> **WHAT TO WORK ON**
Retype the records that come next, word for word.

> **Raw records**

## start

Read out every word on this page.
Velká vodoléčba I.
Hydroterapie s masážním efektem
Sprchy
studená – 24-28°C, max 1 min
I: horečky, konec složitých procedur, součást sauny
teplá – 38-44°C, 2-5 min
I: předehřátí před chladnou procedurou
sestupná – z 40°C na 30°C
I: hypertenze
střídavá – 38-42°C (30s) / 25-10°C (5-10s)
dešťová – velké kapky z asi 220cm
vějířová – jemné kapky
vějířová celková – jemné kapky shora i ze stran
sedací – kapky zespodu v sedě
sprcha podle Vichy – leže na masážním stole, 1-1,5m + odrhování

## end

> **RESULT OF THIS TASK**
Read out every word on this page.
Velká vodoléčba I.
Hydroterapie s masážním efektem
Sprchy
studená – 24-28°C, max 1 min
I: horečky, konec složitých procedur, součást sauny
teplá – 38-44°C, 2-5 min
I: předehřátí před chladnou procedurou
sestupná – z 40°C na 30°C
I: hypertenze
střídavá – 38-42°C (30s) / 25-10°C (5-10s)
dešťová – velké kapky z asi 220cm
vějířová – jemné kapky
vějířová celková – jemné kapky shora i ze stran
sedací – kapky zespodu v sedě
sprcha podle Vichy – leže na masážním stole, 1-1,5m + odrhování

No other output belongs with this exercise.